What is asked ▸ Print all of the lines exactly. Any picture among them stays out.

The data ▸
· · · · · · ·
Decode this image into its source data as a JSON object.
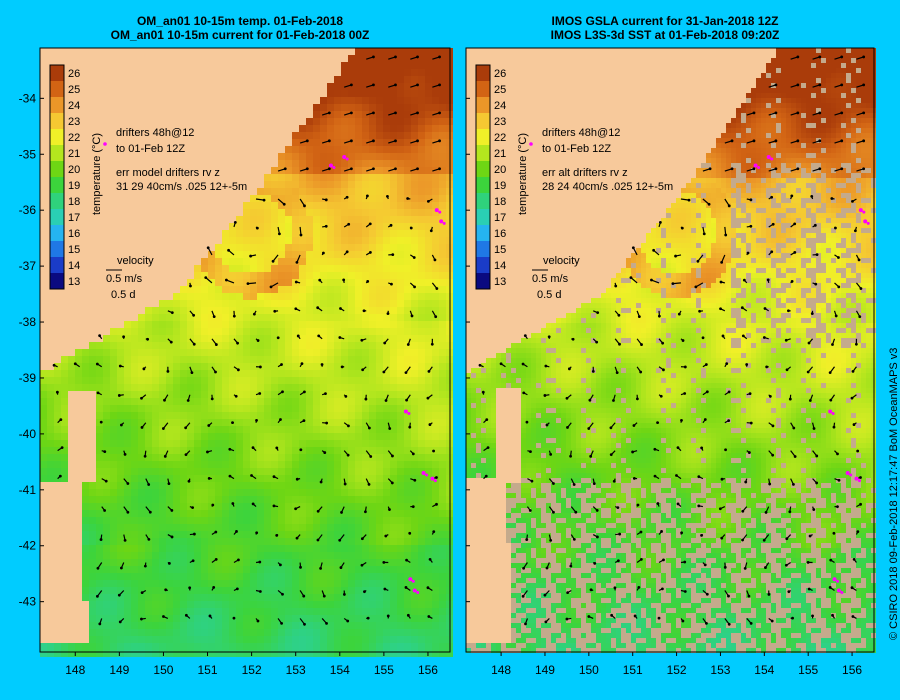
{
  "panels": [
    {
      "title_line1": "OM_an01 10-15m temp. 01-Feb-2018",
      "title_line2": "OM_an01 10-15m current for 01-Feb-2018 00Z",
      "drifters_line1": "drifters 48h@12",
      "drifters_line2": "to 01-Feb 12Z",
      "err_line1": "err model drifters rv z",
      "err_line2": "31 29 40cm/s .025 12+-5m",
      "velocity_label": "velocity",
      "velocity_scale": "0.5 m/s",
      "velocity_time": "0.5 d"
    },
    {
      "title_line1": "IMOS GSLA current for 31-Jan-2018 12Z",
      "title_line2": "IMOS L3S-3d SST at 01-Feb-2018 09:20Z",
      "drifters_line1": "drifters 48h@12",
      "drifters_line2": "to 01-Feb 12Z",
      "err_line1": "err alt drifters rv z",
      "err_line2": "28 24 40cm/s .025 12+-5m",
      "velocity_label": "velocity",
      "velocity_scale": "0.5 m/s",
      "velocity_time": "0.5 d"
    }
  ],
  "colorbar": {
    "label": "temperature (°C)",
    "ticks": [
      "26",
      "25",
      "24",
      "23",
      "22",
      "21",
      "20",
      "19",
      "18",
      "17",
      "16",
      "15",
      "14",
      "13"
    ]
  },
  "credit": "© CSIRO 2018   09-Feb-2018 12:17:47 BoM OceanMAPS v3",
  "colors": {
    "background": "#00ccff",
    "land": "#f7c99b",
    "nodata": "#c4aa8c",
    "drifter": "#ff00ff"
  },
  "chart_data": {
    "type": "heatmap",
    "xlim": [
      147.2,
      156.5
    ],
    "ylim": [
      -43.9,
      -33.1
    ],
    "x_ticks": [
      148,
      149,
      150,
      151,
      152,
      153,
      154,
      155,
      156
    ],
    "y_ticks": [
      -34,
      -35,
      -36,
      -37,
      -38,
      -39,
      -40,
      -41,
      -42,
      -43
    ],
    "colorbar_range": [
      12.5,
      26.5
    ],
    "eddy_center": {
      "lon": 152.0,
      "lat": -36.4
    }
  }
}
· · · · · · ·
Result of this task ▸
Decode this image into its source data as a JSON object.
{
  "panels": [
    {
      "title_line1": "OM_an01 10-15m temp. 01-Feb-2018",
      "title_line2": "OM_an01 10-15m current for 01-Feb-2018 00Z",
      "drifters_line1": "drifters 48h@12",
      "drifters_line2": "to 01-Feb 12Z",
      "err_line1": "err model drifters rv z",
      "err_line2": "31 29 40cm/s .025 12+-5m",
      "velocity_label": "velocity",
      "velocity_scale": "0.5 m/s",
      "velocity_time": "0.5 d"
    },
    {
      "title_line1": "IMOS GSLA current for 31-Jan-2018 12Z",
      "title_line2": "IMOS L3S-3d SST at 01-Feb-2018 09:20Z",
      "drifters_line1": "drifters 48h@12",
      "drifters_line2": "to 01-Feb 12Z",
      "err_line1": "err alt drifters rv z",
      "err_line2": "28 24 40cm/s .025 12+-5m",
      "velocity_label": "velocity",
      "velocity_scale": "0.5 m/s",
      "velocity_time": "0.5 d"
    }
  ],
  "colorbar": {
    "label": "temperature (°C)",
    "ticks": [
      "26",
      "25",
      "24",
      "23",
      "22",
      "21",
      "20",
      "19",
      "18",
      "17",
      "16",
      "15",
      "14",
      "13"
    ]
  },
  "credit": "© CSIRO 2018   09-Feb-2018 12:17:47 BoM OceanMAPS v3",
  "colors": {
    "background": "#00ccff",
    "land": "#f7c99b",
    "nodata": "#c4aa8c",
    "drifter": "#ff00ff"
  },
  "chart_data": {
    "type": "heatmap",
    "xlim": [
      147.2,
      156.5
    ],
    "ylim": [
      -43.9,
      -33.1
    ],
    "x_ticks": [
      148,
      149,
      150,
      151,
      152,
      153,
      154,
      155,
      156
    ],
    "y_ticks": [
      -34,
      -35,
      -36,
      -37,
      -38,
      -39,
      -40,
      -41,
      -42,
      -43
    ],
    "colorbar_range": [
      12.5,
      26.5
    ],
    "eddy_center": {
      "lon": 152.0,
      "lat": -36.4
    }
  }
}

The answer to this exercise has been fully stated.